##### EXCERPTED RECORDS #####
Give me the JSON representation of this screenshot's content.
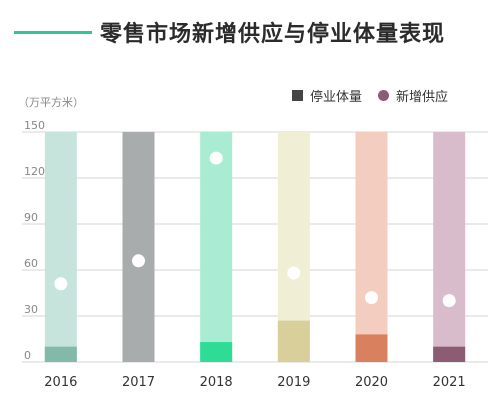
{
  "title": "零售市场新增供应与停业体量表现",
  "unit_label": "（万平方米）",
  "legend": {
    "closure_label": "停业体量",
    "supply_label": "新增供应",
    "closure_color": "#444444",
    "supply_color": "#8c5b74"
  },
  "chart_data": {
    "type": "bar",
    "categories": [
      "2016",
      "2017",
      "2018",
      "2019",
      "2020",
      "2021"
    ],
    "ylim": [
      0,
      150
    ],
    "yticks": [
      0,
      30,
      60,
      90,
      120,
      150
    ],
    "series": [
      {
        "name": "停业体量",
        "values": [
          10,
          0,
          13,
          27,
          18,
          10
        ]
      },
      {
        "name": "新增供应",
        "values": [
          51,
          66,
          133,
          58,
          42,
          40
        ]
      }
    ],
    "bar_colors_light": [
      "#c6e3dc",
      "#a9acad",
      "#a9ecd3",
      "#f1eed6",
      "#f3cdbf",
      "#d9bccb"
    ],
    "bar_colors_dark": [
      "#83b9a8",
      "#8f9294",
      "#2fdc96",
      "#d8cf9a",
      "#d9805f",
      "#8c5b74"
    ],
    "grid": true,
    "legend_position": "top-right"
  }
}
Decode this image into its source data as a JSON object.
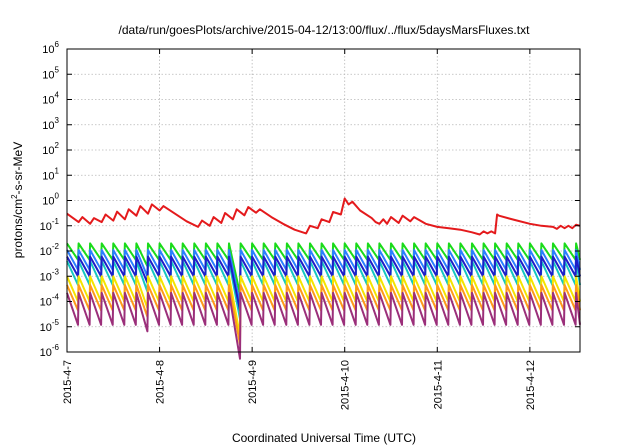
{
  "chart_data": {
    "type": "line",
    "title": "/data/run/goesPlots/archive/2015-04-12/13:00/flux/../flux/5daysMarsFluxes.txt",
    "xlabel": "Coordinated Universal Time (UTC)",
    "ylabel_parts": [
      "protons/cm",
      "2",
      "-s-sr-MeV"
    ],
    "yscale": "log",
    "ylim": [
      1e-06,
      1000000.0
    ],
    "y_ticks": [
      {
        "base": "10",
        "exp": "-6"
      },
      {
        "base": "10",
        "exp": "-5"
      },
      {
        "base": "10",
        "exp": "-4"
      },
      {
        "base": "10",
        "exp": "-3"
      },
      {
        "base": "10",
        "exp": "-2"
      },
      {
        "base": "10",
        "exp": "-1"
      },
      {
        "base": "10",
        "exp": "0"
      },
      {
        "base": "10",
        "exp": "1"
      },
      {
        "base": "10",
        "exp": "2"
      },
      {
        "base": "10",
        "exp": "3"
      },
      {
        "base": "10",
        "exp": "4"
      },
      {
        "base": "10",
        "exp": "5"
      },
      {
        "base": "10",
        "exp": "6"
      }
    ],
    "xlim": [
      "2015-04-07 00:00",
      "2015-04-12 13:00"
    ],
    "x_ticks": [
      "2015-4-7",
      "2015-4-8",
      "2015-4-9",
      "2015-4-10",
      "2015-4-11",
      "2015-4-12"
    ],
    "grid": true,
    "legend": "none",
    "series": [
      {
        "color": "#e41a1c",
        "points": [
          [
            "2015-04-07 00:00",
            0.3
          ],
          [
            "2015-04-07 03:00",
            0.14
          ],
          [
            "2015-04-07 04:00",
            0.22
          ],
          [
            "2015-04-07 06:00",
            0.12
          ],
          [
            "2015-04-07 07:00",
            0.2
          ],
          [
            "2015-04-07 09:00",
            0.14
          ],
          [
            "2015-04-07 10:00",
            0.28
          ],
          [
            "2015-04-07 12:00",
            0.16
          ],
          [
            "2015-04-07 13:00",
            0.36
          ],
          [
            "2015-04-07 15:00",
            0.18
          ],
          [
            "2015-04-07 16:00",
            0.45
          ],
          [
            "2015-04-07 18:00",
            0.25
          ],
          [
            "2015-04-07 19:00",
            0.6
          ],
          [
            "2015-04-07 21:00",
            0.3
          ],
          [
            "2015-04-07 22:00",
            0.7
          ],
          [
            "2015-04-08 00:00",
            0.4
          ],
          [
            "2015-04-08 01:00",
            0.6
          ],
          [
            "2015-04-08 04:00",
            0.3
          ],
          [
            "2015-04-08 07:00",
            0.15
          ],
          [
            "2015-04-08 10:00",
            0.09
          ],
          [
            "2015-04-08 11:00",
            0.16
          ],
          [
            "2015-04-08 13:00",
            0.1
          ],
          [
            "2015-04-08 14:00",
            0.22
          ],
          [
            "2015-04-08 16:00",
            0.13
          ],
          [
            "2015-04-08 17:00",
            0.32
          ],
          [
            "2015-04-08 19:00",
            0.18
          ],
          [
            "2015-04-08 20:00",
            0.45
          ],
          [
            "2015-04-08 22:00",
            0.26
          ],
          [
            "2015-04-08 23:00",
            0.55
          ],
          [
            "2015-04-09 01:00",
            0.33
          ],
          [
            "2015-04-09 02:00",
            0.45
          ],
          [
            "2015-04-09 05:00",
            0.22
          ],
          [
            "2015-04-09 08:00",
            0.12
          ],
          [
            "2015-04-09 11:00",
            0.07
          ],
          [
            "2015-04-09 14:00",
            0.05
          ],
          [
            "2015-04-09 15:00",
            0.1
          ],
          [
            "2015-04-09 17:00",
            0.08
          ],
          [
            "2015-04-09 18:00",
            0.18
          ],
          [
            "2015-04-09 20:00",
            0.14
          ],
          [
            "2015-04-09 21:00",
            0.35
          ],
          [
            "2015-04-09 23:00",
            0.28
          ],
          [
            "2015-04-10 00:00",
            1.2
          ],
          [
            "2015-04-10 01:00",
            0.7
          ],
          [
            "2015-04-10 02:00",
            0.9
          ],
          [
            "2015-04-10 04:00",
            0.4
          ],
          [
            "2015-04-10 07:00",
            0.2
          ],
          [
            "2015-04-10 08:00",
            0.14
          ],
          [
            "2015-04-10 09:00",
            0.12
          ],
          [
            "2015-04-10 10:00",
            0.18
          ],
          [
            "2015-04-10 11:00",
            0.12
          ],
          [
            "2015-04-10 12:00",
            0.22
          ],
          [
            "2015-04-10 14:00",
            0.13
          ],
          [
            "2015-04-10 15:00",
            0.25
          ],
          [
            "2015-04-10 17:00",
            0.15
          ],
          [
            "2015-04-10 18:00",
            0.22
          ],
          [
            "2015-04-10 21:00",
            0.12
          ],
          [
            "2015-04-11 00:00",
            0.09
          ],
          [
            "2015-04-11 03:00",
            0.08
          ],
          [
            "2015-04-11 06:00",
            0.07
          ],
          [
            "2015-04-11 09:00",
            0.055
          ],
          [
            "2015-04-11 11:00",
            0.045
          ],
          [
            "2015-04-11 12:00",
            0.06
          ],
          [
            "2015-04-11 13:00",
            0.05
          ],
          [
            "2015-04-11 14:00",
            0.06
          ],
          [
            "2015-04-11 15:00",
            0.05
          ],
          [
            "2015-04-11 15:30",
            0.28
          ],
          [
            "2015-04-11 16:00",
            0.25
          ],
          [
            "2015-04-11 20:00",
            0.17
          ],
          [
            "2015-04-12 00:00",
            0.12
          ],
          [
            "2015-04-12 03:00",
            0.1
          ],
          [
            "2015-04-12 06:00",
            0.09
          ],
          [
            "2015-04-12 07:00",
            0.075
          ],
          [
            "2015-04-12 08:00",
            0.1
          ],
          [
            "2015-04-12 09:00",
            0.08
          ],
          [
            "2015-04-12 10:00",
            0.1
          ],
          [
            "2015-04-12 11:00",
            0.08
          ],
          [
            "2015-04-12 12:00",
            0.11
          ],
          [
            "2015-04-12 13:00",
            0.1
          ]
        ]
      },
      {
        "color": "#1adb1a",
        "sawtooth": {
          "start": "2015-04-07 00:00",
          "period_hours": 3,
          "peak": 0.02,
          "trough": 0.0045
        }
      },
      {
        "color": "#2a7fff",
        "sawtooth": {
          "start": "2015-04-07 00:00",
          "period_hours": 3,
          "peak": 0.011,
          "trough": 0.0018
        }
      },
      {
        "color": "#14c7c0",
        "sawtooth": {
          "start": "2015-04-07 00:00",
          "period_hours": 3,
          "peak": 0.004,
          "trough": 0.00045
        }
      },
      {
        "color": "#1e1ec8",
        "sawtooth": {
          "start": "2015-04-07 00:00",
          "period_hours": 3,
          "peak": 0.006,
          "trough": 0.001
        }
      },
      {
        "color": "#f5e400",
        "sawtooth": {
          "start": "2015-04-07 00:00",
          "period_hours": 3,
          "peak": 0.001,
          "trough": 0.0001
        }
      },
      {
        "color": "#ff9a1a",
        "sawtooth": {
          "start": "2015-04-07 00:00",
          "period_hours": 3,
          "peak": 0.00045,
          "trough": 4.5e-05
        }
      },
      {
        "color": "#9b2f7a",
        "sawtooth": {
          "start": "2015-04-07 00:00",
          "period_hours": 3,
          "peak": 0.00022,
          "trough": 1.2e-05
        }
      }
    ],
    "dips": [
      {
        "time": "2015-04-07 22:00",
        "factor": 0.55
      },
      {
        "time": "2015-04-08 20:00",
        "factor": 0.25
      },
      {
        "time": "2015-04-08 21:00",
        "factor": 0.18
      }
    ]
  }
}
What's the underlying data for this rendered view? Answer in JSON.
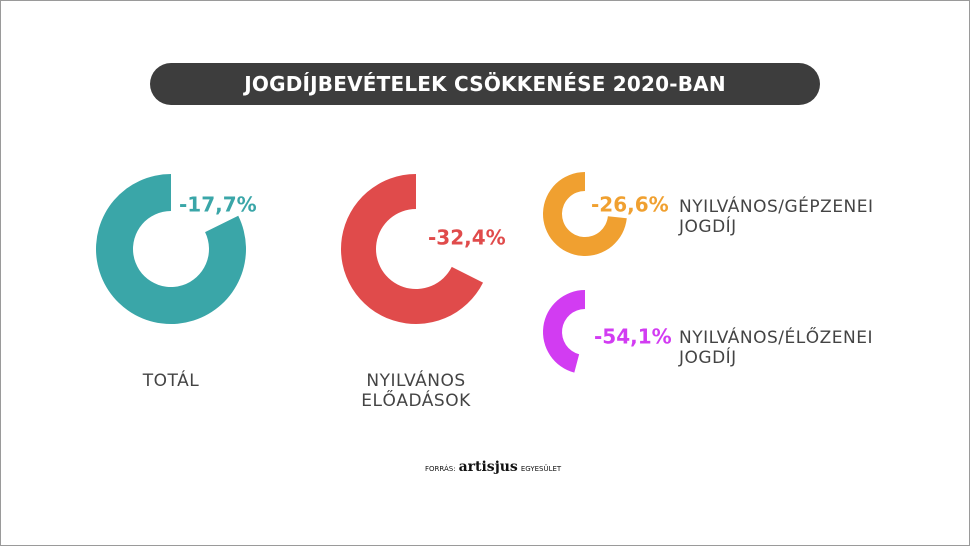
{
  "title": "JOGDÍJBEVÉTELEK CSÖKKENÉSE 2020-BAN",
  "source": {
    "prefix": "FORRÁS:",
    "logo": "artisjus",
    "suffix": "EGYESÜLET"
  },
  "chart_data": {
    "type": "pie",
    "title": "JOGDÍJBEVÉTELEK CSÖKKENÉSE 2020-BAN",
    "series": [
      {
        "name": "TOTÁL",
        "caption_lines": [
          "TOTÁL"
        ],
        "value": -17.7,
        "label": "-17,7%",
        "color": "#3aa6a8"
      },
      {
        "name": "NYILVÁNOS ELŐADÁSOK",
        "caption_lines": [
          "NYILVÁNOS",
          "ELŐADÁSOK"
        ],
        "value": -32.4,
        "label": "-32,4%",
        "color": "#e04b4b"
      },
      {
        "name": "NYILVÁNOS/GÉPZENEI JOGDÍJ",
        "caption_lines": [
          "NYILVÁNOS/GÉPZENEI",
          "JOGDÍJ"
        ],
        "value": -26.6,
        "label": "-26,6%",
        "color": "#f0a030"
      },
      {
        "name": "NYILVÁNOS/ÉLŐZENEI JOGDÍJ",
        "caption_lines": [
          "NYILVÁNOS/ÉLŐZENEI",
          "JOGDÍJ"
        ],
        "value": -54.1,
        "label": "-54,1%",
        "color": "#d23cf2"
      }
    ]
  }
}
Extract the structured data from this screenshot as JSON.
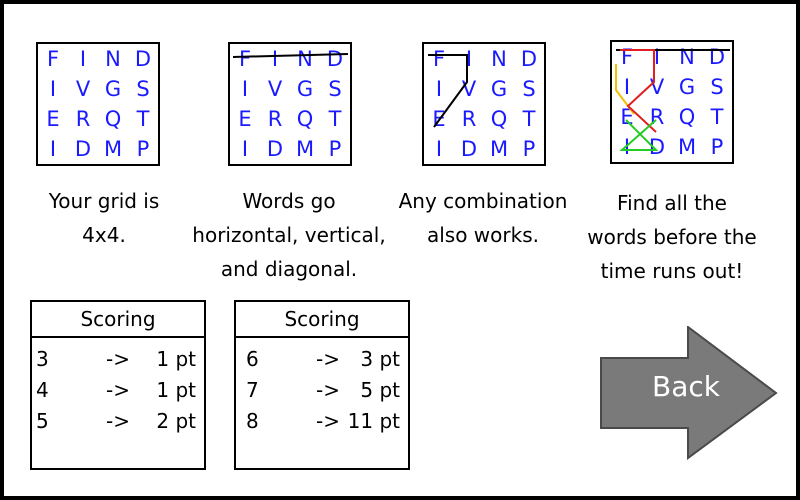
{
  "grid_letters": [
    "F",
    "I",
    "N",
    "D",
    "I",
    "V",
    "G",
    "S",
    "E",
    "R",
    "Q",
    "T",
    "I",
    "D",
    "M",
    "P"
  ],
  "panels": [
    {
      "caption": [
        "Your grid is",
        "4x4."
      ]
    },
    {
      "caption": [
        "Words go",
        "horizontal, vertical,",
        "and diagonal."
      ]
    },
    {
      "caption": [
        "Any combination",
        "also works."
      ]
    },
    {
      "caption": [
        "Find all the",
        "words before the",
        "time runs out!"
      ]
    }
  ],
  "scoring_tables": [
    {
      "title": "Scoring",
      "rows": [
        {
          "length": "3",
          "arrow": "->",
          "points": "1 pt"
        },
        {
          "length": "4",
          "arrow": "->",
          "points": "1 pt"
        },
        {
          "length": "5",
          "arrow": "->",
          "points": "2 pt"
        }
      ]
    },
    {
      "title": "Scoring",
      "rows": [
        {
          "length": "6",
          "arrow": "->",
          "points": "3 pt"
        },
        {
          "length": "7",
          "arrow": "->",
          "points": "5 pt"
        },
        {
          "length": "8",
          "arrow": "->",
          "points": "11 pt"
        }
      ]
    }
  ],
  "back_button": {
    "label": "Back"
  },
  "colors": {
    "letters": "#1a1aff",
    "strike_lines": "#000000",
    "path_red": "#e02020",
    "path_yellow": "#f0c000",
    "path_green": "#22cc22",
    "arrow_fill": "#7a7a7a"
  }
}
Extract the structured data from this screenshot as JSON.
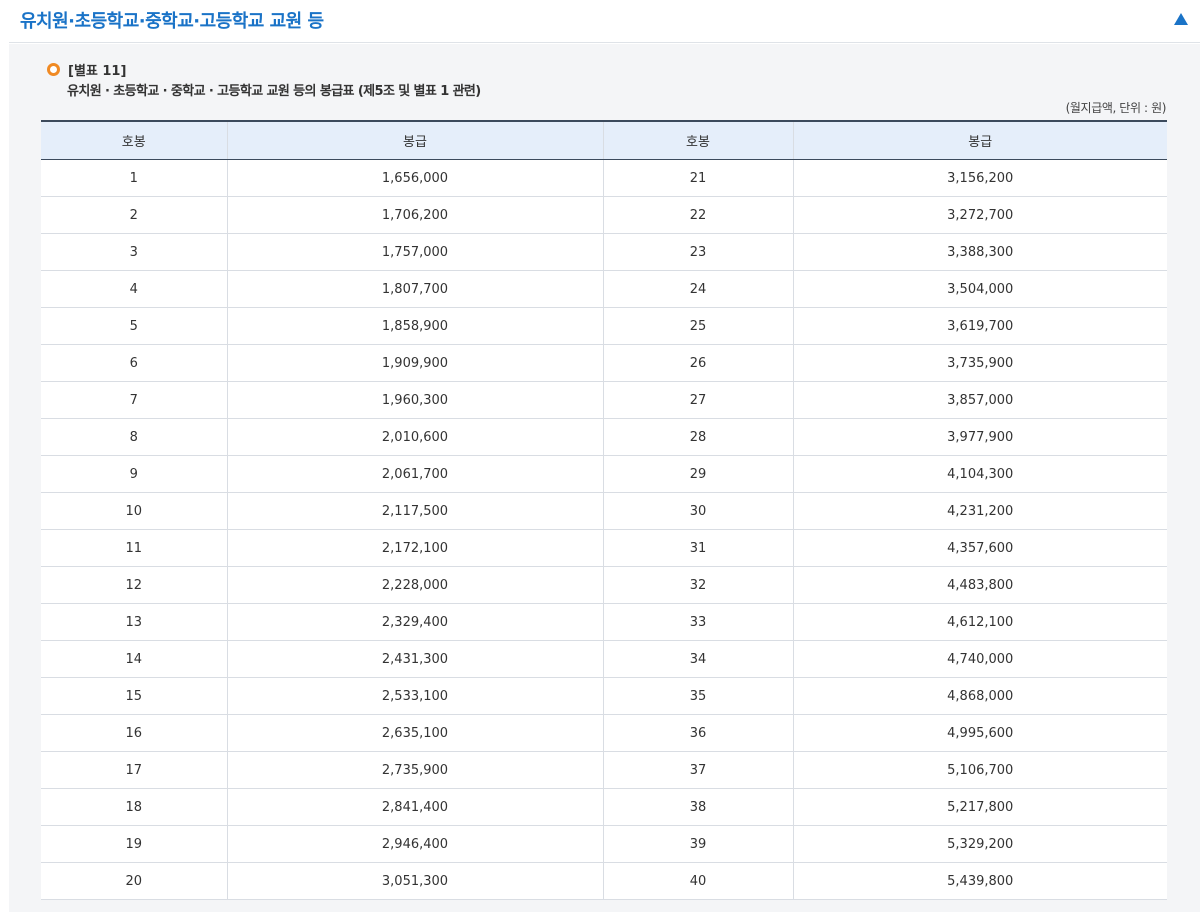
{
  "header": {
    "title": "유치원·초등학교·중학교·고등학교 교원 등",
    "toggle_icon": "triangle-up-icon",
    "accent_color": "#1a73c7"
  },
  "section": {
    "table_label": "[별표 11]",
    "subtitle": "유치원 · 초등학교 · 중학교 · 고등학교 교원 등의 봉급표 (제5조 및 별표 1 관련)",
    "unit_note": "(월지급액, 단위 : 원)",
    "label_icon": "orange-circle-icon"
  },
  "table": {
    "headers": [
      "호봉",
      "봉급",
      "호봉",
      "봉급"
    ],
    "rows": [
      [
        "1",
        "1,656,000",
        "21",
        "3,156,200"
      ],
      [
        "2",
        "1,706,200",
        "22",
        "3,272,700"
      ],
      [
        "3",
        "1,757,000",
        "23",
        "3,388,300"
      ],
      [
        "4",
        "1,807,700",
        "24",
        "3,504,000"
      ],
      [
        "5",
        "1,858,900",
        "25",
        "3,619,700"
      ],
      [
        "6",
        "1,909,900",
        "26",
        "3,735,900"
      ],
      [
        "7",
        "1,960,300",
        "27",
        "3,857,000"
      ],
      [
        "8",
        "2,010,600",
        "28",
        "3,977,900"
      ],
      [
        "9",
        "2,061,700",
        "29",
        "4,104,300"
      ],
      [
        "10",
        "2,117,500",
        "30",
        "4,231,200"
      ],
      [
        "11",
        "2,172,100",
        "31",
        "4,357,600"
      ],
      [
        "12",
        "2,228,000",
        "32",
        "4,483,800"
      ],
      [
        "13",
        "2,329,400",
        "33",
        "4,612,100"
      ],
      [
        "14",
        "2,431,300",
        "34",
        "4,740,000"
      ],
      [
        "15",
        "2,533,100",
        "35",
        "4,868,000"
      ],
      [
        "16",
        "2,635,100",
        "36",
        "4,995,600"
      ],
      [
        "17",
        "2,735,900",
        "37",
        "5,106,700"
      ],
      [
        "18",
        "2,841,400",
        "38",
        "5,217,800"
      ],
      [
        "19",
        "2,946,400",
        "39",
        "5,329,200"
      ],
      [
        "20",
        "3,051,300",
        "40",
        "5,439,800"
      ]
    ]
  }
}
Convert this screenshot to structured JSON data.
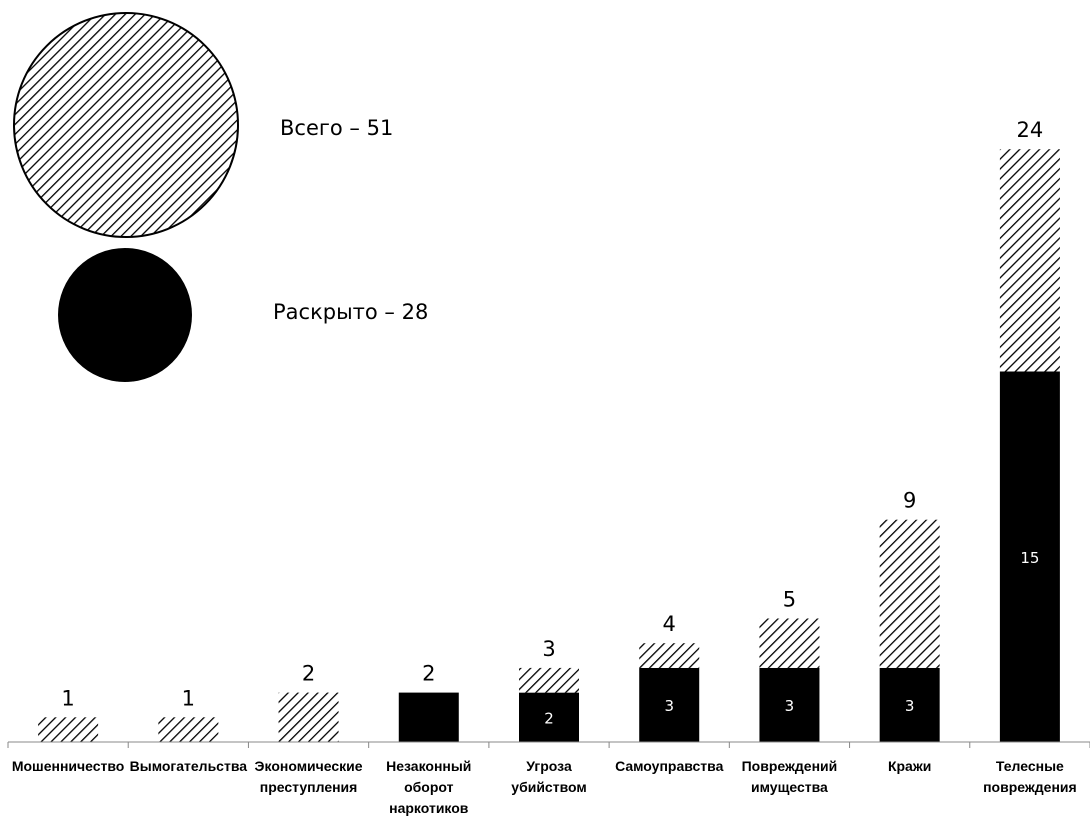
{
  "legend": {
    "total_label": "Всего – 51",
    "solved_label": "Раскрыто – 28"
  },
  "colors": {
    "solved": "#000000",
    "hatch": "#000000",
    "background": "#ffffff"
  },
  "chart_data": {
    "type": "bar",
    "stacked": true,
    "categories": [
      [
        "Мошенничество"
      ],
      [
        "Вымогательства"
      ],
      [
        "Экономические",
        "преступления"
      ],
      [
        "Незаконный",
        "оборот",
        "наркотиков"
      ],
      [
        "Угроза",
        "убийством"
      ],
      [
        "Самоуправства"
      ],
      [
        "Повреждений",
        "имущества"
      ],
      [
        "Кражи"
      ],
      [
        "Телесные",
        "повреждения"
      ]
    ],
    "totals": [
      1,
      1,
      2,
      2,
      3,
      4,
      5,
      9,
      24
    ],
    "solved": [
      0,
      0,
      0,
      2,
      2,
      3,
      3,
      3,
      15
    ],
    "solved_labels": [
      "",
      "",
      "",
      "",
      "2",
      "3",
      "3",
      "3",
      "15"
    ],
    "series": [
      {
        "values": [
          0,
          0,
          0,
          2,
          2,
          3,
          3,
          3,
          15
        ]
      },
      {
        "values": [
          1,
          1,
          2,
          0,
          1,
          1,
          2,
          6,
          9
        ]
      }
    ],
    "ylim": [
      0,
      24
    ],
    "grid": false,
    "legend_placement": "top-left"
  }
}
#####
## TASK
The required output is the number of lines containing the word "peak", and nothing besides.

## OUTPUT BELOW
7